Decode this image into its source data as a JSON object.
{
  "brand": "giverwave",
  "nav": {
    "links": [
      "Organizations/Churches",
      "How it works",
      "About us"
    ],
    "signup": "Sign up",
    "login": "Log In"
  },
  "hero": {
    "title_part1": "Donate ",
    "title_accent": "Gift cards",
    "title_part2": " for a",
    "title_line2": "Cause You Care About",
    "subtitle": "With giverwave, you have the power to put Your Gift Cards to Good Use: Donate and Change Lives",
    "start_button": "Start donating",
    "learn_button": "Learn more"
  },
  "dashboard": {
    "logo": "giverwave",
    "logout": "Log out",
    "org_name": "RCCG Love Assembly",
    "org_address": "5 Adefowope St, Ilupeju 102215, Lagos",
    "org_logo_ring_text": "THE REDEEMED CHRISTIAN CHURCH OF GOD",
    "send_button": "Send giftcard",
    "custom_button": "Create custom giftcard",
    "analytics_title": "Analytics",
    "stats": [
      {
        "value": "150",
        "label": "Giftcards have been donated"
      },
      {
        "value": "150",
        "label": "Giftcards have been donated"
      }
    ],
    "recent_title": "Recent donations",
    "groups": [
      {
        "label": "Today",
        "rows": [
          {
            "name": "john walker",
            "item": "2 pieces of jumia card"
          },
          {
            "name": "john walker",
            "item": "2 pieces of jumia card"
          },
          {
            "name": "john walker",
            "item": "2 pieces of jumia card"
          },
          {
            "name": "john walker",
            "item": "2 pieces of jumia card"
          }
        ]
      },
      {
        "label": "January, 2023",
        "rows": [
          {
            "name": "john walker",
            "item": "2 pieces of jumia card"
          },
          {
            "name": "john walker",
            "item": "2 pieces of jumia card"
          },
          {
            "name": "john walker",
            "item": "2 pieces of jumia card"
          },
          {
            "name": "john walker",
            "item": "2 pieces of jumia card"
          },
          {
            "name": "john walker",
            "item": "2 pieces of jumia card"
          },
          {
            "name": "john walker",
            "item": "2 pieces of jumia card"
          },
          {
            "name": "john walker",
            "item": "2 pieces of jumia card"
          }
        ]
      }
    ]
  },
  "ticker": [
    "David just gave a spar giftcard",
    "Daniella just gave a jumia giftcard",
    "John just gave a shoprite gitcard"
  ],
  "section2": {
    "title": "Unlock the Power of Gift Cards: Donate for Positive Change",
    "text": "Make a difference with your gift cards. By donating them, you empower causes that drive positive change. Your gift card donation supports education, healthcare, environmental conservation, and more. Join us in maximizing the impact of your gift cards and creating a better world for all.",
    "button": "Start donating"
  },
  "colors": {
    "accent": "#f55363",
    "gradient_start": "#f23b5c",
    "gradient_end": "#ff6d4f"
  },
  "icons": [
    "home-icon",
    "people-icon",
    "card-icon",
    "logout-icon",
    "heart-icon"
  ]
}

> [Exercise task]: List all lines from the entries that include the word "giverwave".

> [Result of the task]:
  "brand": "giverwave",
    "subtitle": "With giverwave, you have the power to put Your Gift Cards to Good Use: Donate and Change Lives",
    "logo": "giverwave",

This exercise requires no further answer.